What the exercise asks
For the records below, give the count of lines holding the word "强于大市" and nothing more.

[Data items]
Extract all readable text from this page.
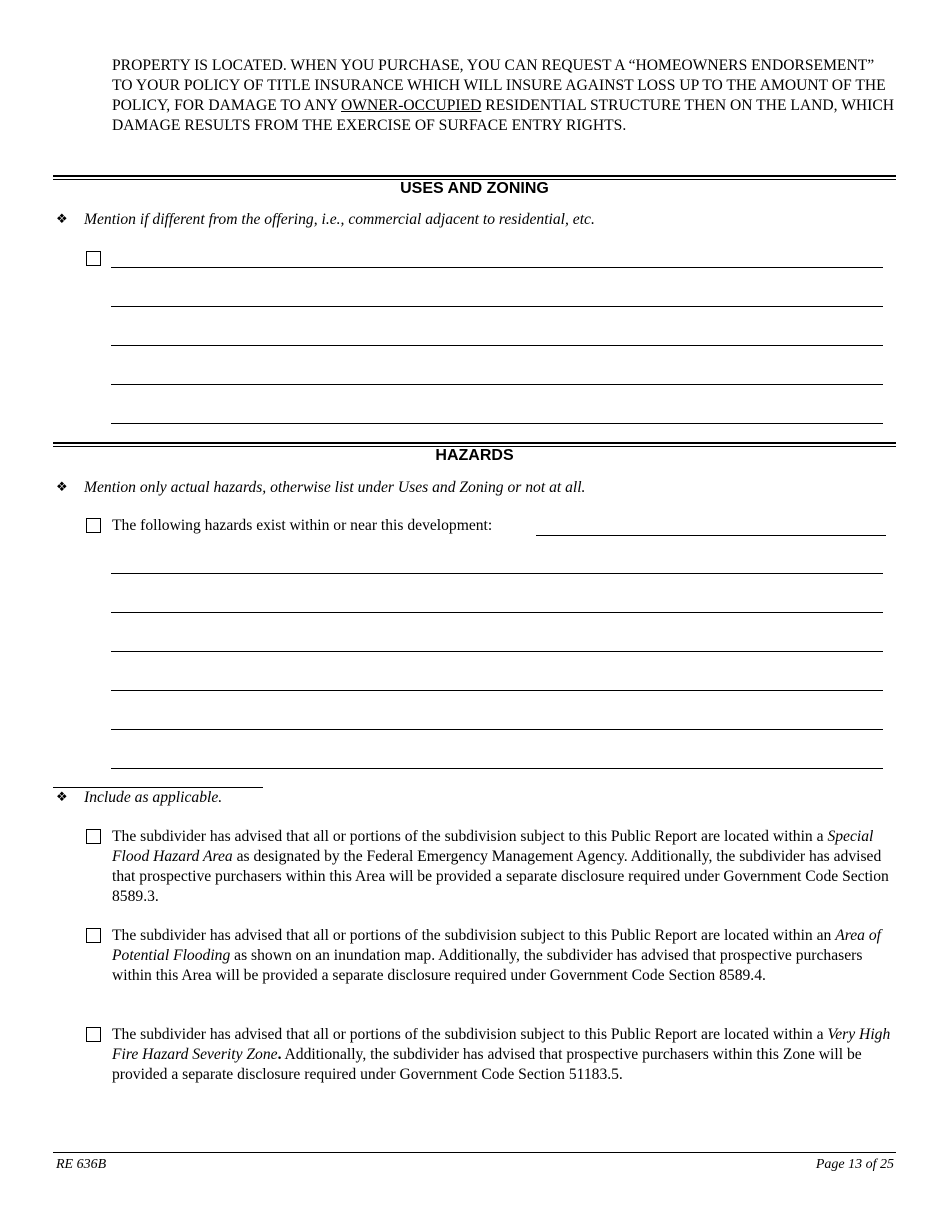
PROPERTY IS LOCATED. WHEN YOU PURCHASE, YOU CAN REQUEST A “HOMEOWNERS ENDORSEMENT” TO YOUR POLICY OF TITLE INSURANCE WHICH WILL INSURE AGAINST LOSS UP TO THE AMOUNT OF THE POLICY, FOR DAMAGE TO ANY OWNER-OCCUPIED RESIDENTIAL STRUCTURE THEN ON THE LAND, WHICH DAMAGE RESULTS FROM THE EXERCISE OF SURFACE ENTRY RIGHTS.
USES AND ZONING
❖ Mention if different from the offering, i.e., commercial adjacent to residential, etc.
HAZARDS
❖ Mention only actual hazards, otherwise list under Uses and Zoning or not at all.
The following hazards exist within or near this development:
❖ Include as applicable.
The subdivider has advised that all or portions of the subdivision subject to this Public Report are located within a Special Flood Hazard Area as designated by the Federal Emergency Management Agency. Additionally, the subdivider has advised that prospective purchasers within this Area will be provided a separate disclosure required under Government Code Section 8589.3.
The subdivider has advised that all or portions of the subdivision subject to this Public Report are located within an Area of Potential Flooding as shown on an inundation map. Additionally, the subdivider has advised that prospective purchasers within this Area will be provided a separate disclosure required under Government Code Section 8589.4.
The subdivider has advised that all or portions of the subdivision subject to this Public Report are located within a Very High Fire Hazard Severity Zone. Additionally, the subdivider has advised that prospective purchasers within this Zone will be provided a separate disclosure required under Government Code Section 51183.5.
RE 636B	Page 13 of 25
---
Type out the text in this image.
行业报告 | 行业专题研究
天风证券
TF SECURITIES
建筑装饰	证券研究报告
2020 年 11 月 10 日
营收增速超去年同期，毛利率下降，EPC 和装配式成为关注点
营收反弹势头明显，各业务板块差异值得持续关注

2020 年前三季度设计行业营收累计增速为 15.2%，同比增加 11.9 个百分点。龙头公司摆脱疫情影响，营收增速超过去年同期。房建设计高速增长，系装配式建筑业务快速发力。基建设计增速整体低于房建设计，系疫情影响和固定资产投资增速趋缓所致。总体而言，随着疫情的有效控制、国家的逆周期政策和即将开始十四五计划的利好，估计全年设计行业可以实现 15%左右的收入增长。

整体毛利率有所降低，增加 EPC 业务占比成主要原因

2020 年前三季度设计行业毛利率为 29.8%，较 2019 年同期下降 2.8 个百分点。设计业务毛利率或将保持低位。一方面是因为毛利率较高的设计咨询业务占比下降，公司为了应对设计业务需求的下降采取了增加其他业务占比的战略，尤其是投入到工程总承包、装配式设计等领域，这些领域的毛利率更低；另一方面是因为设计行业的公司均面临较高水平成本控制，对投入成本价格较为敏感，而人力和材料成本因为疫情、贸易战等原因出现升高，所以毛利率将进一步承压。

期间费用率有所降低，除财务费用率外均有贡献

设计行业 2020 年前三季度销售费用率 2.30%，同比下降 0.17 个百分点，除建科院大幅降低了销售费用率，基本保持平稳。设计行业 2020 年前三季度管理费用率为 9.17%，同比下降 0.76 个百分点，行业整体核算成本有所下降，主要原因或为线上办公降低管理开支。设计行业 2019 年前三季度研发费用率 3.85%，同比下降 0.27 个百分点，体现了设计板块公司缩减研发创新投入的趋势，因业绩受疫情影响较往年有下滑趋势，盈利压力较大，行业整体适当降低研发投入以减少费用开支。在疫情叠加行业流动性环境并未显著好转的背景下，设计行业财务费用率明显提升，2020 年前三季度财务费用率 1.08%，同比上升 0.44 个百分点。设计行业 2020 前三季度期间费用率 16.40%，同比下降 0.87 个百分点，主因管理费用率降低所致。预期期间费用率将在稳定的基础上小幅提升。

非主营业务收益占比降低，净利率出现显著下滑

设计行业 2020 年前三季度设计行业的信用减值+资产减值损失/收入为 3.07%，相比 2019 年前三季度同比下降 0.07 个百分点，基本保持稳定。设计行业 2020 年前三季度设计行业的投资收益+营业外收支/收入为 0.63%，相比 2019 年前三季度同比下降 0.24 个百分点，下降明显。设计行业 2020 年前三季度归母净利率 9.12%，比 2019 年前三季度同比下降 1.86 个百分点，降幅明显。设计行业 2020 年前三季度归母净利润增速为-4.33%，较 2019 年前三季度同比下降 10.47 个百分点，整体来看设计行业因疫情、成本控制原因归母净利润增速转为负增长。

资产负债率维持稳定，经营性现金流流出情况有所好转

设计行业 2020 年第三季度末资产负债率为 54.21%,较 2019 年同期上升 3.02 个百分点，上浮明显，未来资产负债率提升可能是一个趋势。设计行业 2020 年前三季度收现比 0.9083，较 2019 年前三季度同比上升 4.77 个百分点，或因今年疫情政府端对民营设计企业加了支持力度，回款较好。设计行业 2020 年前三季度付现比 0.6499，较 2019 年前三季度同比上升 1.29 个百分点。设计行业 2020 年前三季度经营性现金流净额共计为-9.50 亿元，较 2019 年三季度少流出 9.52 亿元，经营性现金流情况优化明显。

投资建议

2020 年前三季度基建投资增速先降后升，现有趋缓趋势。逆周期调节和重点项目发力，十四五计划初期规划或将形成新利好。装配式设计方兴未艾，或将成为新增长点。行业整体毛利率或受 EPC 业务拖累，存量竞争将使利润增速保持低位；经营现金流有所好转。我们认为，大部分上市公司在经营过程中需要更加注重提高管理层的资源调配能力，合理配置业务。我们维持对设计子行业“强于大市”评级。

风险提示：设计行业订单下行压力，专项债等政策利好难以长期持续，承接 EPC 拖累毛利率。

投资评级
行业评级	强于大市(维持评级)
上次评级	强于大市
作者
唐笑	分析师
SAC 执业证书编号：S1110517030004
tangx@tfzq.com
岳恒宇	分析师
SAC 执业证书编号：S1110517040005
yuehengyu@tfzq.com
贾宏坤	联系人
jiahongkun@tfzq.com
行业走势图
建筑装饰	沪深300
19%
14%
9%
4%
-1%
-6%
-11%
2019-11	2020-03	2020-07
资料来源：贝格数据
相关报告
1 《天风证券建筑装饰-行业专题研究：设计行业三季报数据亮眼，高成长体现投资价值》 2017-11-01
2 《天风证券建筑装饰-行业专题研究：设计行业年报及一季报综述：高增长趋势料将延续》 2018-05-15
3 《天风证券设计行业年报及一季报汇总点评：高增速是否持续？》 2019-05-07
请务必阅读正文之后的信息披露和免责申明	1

Expected answer
3